- GOAL
Pick out every line holding the string "apoiaram" and copy it.

Data records:
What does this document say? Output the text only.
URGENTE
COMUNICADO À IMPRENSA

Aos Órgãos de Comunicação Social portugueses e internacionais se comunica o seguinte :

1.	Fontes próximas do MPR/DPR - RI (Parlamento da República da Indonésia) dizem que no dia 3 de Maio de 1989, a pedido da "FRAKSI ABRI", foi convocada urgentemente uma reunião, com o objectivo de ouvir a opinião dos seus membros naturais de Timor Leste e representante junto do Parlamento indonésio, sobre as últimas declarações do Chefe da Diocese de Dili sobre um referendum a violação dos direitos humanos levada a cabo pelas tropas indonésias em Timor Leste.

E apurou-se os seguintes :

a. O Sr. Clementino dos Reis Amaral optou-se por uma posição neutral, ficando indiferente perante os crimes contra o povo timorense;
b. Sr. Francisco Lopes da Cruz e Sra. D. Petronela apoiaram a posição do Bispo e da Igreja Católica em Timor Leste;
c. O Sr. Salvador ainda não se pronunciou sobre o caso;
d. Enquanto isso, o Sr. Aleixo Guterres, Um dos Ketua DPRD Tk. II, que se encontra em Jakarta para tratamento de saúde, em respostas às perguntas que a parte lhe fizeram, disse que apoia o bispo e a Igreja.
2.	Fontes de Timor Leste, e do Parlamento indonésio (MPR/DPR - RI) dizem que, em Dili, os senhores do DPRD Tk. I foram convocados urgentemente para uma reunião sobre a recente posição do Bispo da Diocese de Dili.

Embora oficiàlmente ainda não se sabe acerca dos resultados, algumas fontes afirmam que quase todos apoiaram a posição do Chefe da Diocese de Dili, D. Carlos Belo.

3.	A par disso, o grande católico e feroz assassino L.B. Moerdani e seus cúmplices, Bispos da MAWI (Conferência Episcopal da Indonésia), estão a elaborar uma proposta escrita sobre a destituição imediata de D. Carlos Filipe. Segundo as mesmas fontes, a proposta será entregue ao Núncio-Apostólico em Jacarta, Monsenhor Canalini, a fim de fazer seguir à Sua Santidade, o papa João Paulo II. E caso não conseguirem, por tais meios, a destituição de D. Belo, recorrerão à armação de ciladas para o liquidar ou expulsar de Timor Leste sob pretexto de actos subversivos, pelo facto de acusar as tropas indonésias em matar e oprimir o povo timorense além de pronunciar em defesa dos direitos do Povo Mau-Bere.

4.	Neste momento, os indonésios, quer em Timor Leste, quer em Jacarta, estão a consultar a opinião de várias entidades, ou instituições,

- EXERCISE OUTPUT
b. Sr. Francisco Lopes da Cruz e Sra. D. Petronela apoiaram a posição do Bispo e da Igreja Católica em Timor Leste;
Embora oficiàlmente ainda não se sabe acerca dos resultados, algumas fontes afirmam que quase todos apoiaram a posição do Chefe da Diocese de Dili, D. Carlos Belo.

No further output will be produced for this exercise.